Poursuivez, s'il vous plaît, l'article sur l'offensive de l'armée sénégalaise en Casamance en reprenant juste après sa dernière phrase.

[TEXTE SOURCE]:
####
Nouvelle offensive du pouvoir contre le mouvement indépendantiste en casamance

25 février 2021

SÉNÉGAL

Depuis le 26 janvier 2021, l’armée sénégalaise a lancé une offensive de grande ampleur dans la région sud de la Casamance pour reprendre le contrôle de cette zone considérée comme base historique du mouvement indépendantiste MFDC (Mouvement des Forces Démocratique de Casamance). Le gouvernement sénégalais, tout en prétendant vouloir la paix avec ce mouvement, a bombardé des villages soupçonnés d’abriter des caches d’armes.

Le bilan humain de cette intervention militaire qui est toujours en cours est impossible à évaluer car le gouvernement sénégalais ne communique au public que ce qui l’arrange. Les quelques témoignages qui ont filtré ont pourtant montré que l’armée sénégalaise a incendié des villages et des champs sous prétexte que c’était des champs de cannabis dont le trafic est sous le contrôle de la rébellion armée, alors qu’il s’agissait parfois de plantations d’anacardiers ou de champs vivriers. Les villages montrés à la presse sont déserts. Que sont devenus les habitants ? La presse n’a eu droit qu’à quelques clichés des armes et munitions de la rébellion saisies par l’armée sénégalaise.
####
[DONNÉES AFFICHÉES]:
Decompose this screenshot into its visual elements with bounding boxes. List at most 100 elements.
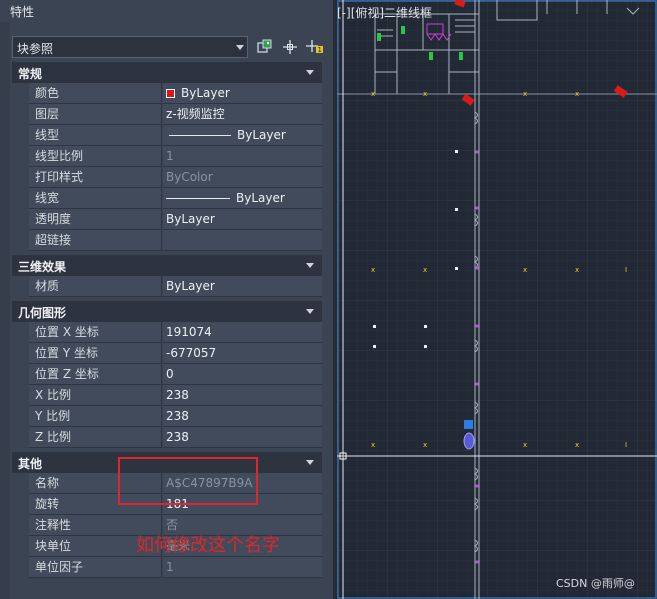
####
[RÉPONSE FINALE]:
Un haut gradé qui dirige cette opération militaire affirme que son objectif est «de créer les conditions sécuritaires pour favoriser le retour de la population». Mais, loin de favoriser la sécurité des populations de cette région agricole, ce genre d’opé-ration ne fait que les terroriser, les forcer à quitter leurs terres et à augmenter le nombre de réfugiés errant d’un endroit à un autre, dépourvus de leurs seuls moyens de subsistance. Même ceux qui veulent revenir ne le peuvent pas car ils sont pris comme cibles, d’une part par l’armée sénégalaise qui les traite comme des complices de la rébellion et d’autre part par les branches armées du MFDC qui les obligent à s’allier à elles. De plus, les paysans ne peuvent plus cultiver leurs terres à cause des mines anti-personnel qui ont été enfouies un peu partout par la rébellion et par l’armée sénégalaise.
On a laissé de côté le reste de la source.